Problem requirements:
Copy the line containing "What's the underlying", then all lines after it up to and including the final line of the material, exactly and without additions.
┌─ Data for processing
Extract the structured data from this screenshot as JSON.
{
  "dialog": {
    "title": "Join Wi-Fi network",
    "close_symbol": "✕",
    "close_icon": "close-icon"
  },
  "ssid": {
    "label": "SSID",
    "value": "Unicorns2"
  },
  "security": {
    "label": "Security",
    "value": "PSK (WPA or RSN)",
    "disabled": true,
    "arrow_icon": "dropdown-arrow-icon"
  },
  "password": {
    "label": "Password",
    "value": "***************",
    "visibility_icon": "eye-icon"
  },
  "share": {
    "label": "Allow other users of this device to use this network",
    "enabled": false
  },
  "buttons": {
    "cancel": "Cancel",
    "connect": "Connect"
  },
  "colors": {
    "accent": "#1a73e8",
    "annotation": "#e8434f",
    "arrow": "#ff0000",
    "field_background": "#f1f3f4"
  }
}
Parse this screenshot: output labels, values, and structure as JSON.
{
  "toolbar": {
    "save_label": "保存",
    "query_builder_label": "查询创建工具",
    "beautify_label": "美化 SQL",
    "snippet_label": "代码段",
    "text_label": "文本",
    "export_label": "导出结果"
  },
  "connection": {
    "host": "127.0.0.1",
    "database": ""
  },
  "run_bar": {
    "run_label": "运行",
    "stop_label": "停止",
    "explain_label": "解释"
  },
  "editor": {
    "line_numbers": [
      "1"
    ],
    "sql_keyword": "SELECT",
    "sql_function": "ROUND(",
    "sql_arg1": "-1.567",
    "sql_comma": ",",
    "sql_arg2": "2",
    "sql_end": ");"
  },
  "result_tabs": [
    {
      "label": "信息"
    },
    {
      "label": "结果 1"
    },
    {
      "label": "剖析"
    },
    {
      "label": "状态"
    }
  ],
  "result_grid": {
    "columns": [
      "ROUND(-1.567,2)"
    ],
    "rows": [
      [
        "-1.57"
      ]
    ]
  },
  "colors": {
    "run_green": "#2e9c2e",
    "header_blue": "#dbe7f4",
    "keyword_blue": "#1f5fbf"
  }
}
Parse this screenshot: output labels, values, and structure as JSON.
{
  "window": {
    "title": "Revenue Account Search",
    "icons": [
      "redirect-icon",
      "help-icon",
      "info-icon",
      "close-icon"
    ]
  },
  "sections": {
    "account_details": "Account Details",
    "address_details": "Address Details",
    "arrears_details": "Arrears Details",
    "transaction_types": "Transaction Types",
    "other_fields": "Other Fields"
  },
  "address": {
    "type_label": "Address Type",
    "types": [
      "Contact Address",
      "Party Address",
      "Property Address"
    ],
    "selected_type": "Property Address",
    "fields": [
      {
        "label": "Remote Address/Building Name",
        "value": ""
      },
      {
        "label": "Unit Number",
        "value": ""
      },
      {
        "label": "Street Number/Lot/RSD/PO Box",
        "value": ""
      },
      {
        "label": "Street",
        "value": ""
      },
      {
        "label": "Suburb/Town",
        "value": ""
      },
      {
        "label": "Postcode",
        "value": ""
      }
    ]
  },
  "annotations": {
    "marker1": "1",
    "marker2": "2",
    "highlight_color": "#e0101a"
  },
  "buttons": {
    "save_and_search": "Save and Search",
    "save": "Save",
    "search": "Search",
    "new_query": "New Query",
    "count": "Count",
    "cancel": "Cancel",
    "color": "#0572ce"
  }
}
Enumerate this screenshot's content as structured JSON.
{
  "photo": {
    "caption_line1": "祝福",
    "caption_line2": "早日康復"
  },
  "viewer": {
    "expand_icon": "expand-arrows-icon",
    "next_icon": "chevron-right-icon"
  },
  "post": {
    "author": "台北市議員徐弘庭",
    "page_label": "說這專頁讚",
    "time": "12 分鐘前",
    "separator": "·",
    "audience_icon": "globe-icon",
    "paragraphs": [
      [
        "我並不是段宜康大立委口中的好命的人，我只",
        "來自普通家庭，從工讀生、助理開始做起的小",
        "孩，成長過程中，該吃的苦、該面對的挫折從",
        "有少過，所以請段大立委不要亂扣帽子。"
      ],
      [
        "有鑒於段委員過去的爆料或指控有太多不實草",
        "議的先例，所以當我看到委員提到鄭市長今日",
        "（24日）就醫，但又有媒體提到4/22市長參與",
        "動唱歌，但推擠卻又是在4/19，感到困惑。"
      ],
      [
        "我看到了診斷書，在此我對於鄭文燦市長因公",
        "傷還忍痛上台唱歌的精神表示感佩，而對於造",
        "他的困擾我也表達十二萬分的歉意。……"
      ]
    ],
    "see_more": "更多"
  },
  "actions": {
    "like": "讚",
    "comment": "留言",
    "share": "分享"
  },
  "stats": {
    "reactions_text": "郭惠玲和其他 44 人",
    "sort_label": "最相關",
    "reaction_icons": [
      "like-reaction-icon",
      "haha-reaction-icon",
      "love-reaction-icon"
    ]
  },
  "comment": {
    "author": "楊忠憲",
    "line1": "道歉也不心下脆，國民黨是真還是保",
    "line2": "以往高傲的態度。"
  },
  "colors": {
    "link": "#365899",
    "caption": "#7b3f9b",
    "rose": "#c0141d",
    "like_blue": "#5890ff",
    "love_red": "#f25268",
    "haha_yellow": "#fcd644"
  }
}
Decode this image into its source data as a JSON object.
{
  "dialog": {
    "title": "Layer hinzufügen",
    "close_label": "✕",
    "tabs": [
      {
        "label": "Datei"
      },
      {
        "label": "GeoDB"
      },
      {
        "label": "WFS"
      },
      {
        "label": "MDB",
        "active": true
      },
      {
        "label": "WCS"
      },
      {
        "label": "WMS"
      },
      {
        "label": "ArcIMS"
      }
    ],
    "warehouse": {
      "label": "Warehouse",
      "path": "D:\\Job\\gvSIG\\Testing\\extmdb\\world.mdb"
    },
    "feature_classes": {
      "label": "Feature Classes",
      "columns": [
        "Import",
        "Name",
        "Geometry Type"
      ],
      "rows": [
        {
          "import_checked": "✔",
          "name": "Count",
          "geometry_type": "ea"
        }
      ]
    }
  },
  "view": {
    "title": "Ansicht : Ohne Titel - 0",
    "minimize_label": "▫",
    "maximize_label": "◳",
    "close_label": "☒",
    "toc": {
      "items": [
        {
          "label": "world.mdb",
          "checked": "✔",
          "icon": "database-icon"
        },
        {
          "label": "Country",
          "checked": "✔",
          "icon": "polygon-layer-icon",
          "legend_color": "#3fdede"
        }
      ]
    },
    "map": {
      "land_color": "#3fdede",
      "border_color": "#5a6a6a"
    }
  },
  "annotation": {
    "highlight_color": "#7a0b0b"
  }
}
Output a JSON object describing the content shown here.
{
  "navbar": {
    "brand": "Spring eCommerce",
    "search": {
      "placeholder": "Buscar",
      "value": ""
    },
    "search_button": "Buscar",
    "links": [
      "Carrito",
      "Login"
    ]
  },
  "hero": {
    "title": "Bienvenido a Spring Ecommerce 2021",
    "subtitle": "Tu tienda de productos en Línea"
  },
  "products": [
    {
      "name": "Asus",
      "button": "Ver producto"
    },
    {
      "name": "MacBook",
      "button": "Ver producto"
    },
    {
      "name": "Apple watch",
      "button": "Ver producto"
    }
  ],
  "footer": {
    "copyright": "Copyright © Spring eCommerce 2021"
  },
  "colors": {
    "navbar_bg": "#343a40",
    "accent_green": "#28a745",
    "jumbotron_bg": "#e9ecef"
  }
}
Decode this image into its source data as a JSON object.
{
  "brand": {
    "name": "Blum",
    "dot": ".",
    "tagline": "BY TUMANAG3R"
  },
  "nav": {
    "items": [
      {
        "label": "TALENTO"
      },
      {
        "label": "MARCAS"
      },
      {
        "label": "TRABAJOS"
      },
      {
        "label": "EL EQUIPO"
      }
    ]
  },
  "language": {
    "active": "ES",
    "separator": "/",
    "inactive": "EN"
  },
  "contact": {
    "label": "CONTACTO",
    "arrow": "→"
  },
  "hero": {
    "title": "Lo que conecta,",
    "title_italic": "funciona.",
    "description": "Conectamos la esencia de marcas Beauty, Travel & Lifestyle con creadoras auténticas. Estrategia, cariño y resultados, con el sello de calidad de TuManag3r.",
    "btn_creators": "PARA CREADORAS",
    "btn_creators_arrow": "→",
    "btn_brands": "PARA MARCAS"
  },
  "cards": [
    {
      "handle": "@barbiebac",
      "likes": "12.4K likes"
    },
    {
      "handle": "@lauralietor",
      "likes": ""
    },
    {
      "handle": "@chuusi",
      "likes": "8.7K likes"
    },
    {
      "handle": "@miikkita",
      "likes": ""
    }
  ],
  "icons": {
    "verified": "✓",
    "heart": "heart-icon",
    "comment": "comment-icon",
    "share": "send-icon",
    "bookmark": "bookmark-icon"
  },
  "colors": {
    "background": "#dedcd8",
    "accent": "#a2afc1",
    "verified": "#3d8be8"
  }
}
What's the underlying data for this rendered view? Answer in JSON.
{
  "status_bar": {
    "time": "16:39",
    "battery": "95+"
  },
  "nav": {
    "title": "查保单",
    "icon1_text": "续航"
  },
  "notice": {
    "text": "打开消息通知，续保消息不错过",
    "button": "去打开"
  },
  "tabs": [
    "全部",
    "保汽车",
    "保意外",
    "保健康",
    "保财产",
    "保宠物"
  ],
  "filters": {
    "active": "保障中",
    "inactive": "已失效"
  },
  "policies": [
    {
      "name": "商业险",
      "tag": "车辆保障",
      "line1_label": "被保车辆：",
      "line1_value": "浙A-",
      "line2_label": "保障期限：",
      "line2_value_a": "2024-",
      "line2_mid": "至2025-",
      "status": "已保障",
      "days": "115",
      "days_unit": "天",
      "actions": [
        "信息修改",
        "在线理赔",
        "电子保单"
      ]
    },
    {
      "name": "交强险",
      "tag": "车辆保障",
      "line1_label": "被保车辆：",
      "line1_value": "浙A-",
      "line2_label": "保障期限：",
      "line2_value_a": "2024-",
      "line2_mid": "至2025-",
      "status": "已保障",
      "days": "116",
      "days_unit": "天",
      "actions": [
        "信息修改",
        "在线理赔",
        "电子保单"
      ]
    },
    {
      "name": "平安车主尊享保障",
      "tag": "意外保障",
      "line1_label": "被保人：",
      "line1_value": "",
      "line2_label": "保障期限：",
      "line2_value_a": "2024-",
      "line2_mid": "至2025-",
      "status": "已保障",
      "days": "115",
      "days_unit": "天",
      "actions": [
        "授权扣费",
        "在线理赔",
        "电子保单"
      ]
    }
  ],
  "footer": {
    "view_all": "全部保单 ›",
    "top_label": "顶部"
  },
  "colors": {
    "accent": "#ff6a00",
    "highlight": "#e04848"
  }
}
└─
Result below:
What's the underlying data for this rendered view? Answer in JSON.
{
  "status_bar": {
    "time": "16:39",
    "battery": "95+"
  },
  "nav": {
    "title": "查保单",
    "icon1_text": "续航"
  },
  "notice": {
    "text": "打开消息通知，续保消息不错过",
    "button": "去打开"
  },
  "tabs": [
    "全部",
    "保汽车",
    "保意外",
    "保健康",
    "保财产",
    "保宠物"
  ],
  "filters": {
    "active": "保障中",
    "inactive": "已失效"
  },
  "policies": [
    {
      "name": "商业险",
      "tag": "车辆保障",
      "line1_label": "被保车辆：",
      "line1_value": "浙A-",
      "line2_label": "保障期限：",
      "line2_value_a": "2024-",
      "line2_mid": "至2025-",
      "status": "已保障",
      "days": "115",
      "days_unit": "天",
      "actions": [
        "信息修改",
        "在线理赔",
        "电子保单"
      ]
    },
    {
      "name": "交强险",
      "tag": "车辆保障",
      "line1_label": "被保车辆：",
      "line1_value": "浙A-",
      "line2_label": "保障期限：",
      "line2_value_a": "2024-",
      "line2_mid": "至2025-",
      "status": "已保障",
      "days": "116",
      "days_unit": "天",
      "actions": [
        "信息修改",
        "在线理赔",
        "电子保单"
      ]
    },
    {
      "name": "平安车主尊享保障",
      "tag": "意外保障",
      "line1_label": "被保人：",
      "line1_value": "",
      "line2_label": "保障期限：",
      "line2_value_a": "2024-",
      "line2_mid": "至2025-",
      "status": "已保障",
      "days": "115",
      "days_unit": "天",
      "actions": [
        "授权扣费",
        "在线理赔",
        "电子保单"
      ]
    }
  ],
  "footer": {
    "view_all": "全部保单 ›",
    "top_label": "顶部"
  },
  "colors": {
    "accent": "#ff6a00",
    "highlight": "#e04848"
  }
}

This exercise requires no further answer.